> [Stated exercise]: Tally every line featuring "document", then give that tally alone.

> [Data supplied]:
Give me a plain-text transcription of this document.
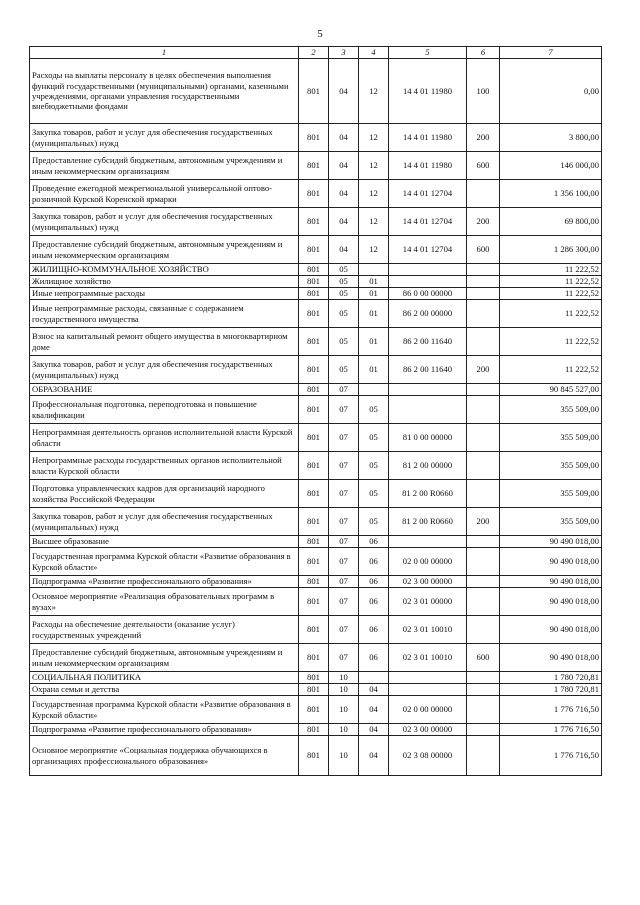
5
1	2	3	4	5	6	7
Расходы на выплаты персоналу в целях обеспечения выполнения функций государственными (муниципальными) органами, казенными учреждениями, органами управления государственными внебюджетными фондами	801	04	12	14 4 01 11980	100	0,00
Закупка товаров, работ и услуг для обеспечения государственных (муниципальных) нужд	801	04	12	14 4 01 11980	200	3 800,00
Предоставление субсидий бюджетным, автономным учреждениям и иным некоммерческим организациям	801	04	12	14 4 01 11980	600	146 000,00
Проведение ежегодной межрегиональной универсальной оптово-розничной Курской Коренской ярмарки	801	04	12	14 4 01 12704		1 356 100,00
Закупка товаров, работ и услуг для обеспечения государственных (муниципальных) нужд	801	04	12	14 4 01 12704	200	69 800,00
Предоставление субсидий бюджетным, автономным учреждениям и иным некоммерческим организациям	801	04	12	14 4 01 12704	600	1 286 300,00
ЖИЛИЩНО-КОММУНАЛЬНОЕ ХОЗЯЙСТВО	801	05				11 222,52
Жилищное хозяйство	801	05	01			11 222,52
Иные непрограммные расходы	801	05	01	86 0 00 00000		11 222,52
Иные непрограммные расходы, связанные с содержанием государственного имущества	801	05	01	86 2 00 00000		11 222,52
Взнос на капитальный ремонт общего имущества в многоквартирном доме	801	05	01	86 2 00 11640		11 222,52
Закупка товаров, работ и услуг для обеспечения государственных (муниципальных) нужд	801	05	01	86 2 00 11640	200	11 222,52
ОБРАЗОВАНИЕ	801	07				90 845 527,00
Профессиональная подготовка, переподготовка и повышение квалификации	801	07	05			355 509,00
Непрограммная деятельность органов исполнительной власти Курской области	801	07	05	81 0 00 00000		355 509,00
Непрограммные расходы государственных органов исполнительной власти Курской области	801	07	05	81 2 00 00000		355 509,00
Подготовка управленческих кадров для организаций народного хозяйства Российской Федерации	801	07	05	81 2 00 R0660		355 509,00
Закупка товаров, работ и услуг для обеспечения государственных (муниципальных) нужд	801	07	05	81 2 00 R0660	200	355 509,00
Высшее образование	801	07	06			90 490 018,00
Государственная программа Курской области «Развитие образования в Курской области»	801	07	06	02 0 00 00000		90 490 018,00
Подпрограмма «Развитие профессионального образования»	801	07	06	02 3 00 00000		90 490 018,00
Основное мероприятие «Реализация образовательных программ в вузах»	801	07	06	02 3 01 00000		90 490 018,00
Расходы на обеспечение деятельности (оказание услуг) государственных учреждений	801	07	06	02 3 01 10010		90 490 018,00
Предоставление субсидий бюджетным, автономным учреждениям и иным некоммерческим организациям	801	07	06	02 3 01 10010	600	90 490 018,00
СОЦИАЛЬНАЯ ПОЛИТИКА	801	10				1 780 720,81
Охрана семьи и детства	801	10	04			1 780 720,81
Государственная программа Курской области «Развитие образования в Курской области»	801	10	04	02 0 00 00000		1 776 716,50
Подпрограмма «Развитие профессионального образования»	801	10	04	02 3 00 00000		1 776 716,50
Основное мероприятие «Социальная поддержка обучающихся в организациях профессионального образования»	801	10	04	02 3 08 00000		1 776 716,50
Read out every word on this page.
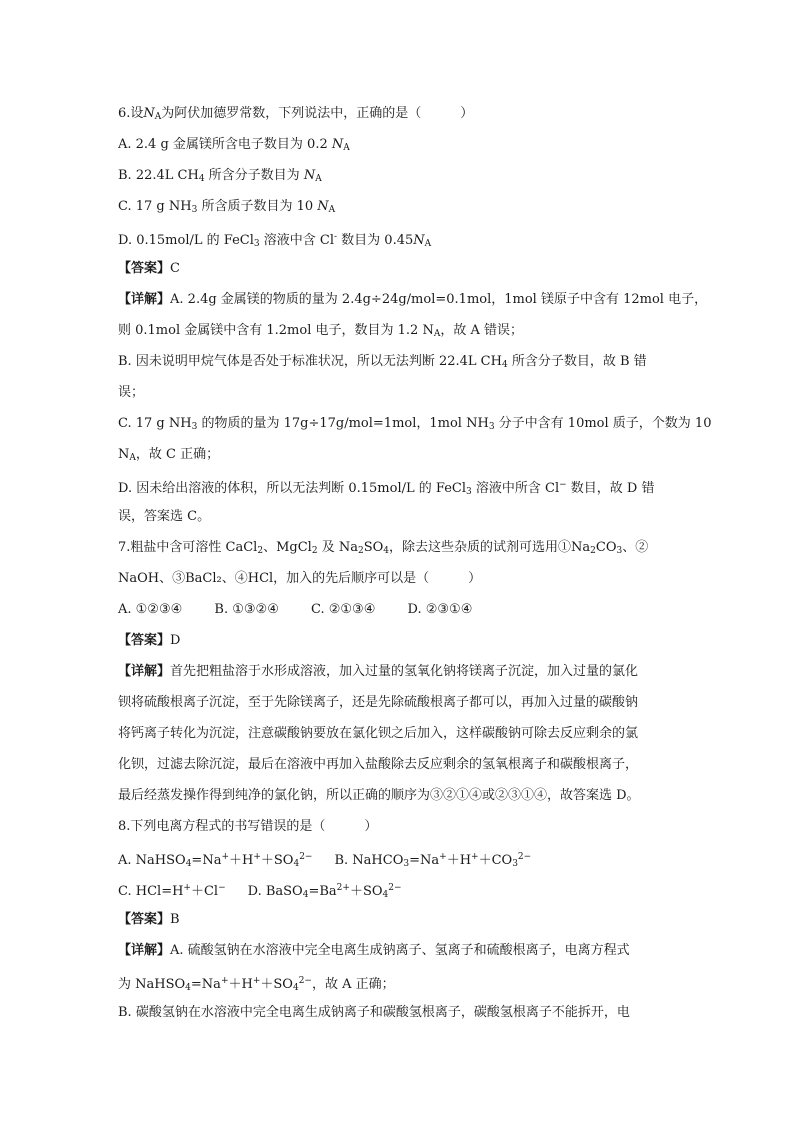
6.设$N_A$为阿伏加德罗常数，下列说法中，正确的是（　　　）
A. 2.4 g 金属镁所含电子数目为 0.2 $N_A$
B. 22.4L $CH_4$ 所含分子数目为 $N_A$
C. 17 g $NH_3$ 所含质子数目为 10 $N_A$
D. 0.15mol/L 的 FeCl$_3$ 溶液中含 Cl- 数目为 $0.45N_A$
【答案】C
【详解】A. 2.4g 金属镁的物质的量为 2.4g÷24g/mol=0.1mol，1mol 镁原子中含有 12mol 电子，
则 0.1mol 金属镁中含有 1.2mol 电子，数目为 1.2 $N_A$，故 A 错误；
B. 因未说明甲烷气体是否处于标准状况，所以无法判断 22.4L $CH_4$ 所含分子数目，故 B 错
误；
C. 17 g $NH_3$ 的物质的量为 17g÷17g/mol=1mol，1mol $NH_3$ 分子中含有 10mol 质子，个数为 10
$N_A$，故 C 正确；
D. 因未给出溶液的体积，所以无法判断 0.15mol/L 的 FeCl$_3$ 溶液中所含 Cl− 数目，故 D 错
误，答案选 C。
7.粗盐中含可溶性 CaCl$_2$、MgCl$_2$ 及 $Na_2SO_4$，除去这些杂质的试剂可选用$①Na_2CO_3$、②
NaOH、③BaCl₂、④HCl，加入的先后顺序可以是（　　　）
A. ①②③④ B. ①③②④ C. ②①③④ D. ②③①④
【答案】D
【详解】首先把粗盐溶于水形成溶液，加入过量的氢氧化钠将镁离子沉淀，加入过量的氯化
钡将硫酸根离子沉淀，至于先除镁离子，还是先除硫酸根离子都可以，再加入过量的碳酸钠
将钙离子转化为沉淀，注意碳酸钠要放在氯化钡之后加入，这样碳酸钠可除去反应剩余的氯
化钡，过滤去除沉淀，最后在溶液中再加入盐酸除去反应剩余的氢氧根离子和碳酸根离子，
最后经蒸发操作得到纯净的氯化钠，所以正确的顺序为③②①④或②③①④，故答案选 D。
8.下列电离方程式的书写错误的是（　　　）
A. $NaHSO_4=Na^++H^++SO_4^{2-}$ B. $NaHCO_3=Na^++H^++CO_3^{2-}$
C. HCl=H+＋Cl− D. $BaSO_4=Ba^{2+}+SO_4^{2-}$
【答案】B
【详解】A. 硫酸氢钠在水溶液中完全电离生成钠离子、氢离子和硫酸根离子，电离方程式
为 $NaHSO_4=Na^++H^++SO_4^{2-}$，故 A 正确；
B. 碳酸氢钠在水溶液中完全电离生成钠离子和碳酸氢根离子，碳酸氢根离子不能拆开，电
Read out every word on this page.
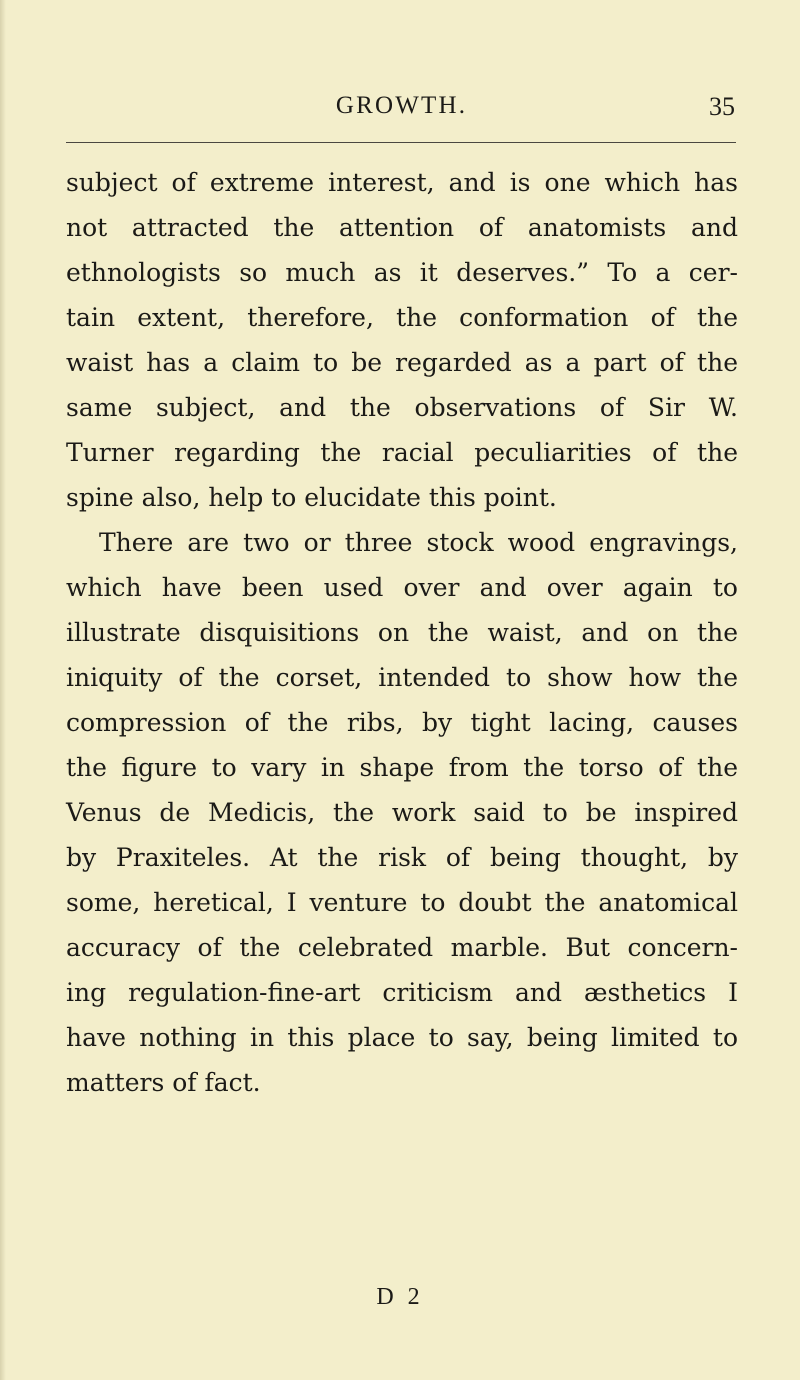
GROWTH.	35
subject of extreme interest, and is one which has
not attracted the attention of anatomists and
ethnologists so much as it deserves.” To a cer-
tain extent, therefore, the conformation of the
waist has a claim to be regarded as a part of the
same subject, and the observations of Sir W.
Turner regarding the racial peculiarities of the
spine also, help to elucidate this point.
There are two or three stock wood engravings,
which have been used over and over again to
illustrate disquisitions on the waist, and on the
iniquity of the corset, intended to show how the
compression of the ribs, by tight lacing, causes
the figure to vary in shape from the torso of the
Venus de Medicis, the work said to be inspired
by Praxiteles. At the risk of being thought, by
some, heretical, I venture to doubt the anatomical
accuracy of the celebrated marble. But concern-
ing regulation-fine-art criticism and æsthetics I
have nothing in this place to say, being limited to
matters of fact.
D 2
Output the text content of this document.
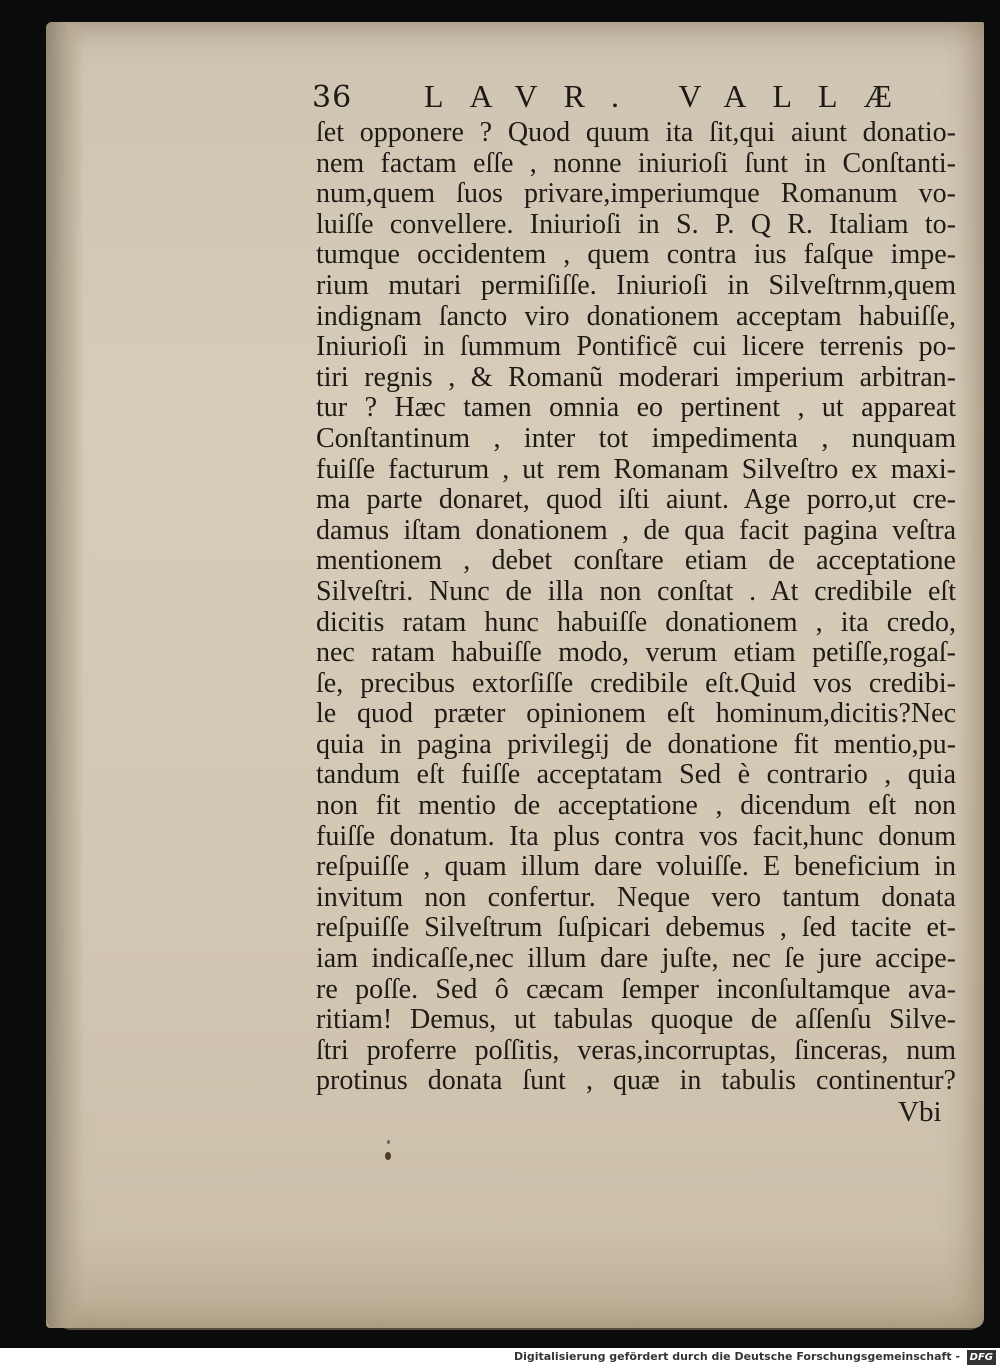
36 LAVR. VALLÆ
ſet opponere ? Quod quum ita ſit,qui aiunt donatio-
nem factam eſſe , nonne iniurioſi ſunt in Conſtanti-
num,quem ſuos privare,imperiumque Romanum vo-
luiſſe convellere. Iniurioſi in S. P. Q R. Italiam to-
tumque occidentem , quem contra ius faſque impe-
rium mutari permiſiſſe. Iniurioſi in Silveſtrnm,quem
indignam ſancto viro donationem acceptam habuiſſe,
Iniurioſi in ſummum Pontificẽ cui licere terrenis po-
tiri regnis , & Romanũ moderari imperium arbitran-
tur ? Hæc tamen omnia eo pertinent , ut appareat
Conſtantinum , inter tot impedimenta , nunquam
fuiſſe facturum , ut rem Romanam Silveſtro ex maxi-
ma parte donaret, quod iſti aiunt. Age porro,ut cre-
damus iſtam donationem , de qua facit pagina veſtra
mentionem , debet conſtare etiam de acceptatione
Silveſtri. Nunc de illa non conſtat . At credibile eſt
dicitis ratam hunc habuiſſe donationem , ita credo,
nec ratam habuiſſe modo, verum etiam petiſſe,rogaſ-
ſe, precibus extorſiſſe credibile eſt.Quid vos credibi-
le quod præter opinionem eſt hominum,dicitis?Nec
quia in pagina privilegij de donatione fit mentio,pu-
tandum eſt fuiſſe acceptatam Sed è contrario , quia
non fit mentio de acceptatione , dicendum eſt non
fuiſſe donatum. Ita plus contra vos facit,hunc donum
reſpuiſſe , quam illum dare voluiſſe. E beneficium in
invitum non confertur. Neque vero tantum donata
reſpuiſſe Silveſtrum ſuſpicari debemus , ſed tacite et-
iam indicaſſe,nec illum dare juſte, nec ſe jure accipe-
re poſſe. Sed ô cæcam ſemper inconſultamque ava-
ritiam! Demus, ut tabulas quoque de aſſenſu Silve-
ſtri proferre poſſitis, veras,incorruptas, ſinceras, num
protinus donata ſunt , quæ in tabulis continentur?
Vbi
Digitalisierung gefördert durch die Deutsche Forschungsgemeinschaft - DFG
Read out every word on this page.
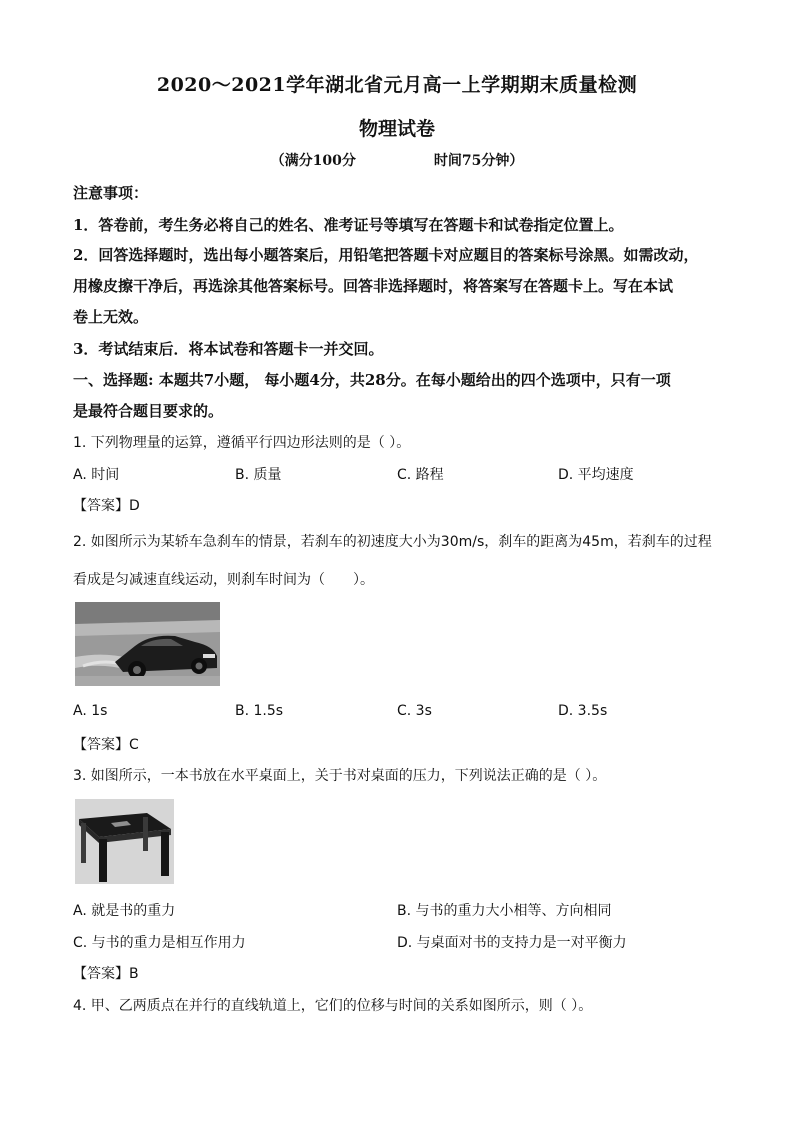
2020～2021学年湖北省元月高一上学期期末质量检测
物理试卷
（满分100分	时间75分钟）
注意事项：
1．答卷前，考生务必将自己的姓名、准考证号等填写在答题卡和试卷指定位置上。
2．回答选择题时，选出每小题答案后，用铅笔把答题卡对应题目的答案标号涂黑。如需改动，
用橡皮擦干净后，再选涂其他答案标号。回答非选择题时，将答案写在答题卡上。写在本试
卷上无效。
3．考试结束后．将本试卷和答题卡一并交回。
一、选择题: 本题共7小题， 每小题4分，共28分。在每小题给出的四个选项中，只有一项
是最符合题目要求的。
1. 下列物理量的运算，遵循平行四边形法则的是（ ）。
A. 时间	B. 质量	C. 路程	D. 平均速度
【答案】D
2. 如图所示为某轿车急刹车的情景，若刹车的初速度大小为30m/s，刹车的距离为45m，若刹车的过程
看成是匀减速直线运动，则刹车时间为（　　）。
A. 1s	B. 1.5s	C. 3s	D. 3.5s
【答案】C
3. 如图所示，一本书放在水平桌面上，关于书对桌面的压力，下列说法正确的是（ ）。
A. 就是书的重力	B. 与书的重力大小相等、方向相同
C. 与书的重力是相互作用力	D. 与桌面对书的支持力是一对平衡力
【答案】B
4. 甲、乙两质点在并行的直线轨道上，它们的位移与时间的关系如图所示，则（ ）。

> [Solution to the problem]: 2